== THE INPUT

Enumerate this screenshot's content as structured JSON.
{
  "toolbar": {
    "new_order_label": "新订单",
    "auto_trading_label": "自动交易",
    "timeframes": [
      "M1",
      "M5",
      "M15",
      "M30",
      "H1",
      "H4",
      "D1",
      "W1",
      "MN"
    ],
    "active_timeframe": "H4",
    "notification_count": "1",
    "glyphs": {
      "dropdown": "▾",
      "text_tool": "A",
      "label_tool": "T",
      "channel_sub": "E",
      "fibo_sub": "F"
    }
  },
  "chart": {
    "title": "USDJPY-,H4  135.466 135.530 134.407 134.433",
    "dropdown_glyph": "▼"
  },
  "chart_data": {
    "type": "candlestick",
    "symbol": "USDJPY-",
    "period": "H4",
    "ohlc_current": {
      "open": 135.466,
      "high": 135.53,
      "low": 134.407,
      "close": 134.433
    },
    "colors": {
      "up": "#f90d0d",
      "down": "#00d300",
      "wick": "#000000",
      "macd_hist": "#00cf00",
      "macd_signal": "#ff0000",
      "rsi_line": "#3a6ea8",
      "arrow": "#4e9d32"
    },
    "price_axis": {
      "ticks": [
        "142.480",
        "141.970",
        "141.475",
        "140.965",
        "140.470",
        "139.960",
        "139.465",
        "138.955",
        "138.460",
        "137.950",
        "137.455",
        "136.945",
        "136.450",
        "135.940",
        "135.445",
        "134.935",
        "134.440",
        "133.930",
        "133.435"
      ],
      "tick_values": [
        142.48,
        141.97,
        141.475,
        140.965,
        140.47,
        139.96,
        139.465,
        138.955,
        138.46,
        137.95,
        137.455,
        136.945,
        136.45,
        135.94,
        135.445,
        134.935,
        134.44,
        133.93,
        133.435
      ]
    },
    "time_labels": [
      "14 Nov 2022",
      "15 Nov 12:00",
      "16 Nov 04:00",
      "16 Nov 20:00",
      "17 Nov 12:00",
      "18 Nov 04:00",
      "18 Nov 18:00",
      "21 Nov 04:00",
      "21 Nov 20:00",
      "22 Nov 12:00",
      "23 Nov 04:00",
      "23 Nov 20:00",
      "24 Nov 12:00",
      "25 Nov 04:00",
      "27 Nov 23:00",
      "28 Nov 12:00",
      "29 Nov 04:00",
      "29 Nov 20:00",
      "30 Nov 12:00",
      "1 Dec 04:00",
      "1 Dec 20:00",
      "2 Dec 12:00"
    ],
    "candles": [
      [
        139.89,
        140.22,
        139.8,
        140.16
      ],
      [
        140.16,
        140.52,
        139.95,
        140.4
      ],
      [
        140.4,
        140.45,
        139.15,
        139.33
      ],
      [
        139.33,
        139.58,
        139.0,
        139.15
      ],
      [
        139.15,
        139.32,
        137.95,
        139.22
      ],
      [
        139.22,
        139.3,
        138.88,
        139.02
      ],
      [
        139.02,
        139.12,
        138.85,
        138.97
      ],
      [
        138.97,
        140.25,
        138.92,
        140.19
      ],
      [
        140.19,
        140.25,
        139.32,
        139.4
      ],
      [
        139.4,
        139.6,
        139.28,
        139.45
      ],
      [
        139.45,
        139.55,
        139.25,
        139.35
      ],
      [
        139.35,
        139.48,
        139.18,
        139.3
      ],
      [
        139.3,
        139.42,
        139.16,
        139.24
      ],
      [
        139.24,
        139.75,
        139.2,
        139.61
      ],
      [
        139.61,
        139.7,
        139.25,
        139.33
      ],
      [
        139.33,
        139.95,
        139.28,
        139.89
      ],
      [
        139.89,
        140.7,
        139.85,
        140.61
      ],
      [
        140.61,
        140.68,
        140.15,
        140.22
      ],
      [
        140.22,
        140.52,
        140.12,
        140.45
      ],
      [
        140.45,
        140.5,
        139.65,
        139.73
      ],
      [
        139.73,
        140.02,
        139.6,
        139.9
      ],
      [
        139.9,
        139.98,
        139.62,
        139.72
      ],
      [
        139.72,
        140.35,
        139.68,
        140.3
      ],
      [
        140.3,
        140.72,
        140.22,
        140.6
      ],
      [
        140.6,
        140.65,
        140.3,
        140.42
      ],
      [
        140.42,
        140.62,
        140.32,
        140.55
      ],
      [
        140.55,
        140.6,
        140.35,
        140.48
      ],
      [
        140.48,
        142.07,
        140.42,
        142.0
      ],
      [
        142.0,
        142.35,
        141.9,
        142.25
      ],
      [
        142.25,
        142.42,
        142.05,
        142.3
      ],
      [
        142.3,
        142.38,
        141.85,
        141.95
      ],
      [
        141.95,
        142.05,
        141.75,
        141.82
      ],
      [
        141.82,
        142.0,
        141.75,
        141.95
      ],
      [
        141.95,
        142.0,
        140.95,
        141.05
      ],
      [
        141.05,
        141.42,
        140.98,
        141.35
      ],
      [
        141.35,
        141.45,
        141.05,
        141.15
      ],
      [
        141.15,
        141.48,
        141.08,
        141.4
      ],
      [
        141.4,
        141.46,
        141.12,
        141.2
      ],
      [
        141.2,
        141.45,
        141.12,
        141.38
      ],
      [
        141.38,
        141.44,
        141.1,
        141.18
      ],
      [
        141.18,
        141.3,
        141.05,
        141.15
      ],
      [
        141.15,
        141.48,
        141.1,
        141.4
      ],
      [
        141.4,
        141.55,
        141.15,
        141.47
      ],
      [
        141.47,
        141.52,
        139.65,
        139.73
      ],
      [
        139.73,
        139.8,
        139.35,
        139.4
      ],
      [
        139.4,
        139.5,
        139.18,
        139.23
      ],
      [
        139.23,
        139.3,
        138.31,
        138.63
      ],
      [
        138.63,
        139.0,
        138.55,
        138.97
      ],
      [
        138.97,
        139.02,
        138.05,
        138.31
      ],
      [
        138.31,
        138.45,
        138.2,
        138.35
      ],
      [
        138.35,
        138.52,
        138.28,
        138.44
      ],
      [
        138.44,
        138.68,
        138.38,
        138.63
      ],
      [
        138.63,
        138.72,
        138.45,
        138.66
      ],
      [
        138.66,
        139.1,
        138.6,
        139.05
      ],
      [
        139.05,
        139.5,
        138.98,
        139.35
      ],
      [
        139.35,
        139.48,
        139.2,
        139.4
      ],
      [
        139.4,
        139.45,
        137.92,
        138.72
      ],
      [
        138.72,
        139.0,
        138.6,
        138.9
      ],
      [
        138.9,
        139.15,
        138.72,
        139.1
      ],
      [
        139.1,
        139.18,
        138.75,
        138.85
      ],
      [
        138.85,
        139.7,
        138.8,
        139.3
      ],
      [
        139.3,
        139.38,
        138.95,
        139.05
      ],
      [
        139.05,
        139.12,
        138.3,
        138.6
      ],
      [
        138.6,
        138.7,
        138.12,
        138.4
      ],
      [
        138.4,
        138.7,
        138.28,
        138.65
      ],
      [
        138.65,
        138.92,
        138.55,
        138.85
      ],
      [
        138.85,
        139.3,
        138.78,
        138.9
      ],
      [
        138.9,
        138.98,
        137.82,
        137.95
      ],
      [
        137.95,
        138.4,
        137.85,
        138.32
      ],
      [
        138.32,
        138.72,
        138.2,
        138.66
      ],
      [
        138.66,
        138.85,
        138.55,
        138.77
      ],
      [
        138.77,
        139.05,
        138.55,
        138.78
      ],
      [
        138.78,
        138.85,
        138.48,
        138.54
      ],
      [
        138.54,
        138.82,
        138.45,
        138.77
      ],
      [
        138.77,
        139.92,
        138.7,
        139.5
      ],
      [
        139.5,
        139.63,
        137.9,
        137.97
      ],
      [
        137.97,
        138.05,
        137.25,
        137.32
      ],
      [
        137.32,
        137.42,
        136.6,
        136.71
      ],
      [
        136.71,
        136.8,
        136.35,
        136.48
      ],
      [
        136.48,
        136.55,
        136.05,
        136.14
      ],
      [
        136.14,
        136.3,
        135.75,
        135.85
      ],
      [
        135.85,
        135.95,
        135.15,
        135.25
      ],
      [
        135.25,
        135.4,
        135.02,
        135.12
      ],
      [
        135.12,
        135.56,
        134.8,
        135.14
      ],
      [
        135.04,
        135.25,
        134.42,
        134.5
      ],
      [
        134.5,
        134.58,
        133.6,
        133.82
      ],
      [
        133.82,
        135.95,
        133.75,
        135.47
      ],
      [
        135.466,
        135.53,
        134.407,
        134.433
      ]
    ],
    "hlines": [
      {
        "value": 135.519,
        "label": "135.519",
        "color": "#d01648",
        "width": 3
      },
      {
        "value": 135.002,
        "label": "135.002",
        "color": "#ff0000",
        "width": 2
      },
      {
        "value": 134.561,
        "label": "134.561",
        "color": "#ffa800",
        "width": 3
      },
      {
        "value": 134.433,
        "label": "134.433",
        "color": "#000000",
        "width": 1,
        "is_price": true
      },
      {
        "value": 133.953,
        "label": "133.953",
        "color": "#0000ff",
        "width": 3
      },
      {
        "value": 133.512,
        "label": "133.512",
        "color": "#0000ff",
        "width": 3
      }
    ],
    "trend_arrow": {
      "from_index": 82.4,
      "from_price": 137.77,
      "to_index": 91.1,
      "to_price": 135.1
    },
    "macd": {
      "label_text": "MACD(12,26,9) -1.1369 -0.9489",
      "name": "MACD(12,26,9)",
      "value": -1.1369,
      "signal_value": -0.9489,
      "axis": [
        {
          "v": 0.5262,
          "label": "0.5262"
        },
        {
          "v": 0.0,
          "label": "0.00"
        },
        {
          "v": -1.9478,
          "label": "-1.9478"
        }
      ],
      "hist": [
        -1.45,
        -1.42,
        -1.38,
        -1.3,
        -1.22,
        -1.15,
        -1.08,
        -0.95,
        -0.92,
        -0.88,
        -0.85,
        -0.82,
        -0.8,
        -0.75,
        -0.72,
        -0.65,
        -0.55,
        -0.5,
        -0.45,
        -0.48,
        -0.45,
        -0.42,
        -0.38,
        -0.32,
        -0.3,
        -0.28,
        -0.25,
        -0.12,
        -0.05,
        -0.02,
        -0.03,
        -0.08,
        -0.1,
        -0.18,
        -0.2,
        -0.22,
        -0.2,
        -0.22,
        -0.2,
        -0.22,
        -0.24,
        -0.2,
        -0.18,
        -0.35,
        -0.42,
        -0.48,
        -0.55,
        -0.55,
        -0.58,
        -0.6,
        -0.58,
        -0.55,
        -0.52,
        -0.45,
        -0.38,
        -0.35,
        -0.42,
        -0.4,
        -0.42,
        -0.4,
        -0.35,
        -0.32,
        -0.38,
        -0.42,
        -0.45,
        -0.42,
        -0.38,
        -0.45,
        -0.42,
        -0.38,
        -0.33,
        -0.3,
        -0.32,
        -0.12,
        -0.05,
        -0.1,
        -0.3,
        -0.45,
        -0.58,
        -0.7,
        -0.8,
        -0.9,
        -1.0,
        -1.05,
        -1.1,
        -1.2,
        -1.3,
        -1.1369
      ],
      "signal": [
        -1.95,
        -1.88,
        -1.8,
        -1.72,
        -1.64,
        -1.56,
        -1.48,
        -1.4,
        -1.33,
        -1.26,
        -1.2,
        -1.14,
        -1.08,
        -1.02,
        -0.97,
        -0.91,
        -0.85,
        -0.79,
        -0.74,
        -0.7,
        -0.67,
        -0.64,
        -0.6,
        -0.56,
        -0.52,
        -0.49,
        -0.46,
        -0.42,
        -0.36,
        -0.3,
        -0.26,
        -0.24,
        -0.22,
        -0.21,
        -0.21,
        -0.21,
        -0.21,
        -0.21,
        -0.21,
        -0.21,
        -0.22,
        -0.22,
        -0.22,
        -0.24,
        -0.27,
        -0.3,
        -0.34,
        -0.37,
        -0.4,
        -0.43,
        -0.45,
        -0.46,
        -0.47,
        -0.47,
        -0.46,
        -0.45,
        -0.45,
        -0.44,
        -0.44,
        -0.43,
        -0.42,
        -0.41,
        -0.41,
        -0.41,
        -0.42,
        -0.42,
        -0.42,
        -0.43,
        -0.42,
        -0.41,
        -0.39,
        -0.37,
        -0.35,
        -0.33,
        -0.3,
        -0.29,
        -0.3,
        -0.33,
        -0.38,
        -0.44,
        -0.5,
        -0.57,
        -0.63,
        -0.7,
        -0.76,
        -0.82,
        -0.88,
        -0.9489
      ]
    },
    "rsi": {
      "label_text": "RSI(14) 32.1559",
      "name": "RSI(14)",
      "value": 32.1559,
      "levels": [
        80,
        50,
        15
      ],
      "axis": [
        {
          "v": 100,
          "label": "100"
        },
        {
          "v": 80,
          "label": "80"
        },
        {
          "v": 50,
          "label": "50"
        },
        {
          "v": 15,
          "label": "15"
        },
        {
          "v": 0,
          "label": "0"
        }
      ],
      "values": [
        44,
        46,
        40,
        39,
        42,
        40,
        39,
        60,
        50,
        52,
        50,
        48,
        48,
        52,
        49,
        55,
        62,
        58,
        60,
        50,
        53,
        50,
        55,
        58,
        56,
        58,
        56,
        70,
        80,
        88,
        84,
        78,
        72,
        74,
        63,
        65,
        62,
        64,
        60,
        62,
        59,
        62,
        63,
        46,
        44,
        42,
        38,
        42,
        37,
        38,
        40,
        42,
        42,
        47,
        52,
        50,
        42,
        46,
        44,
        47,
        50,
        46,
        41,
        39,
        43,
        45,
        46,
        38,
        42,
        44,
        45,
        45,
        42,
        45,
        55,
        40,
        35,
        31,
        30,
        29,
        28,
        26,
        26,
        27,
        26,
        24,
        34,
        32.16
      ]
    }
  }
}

====

GIVEN TASK: Going over the lines above, work out how many include "USDJPY", then give only that number.

WRITTEN RESPONSE: 2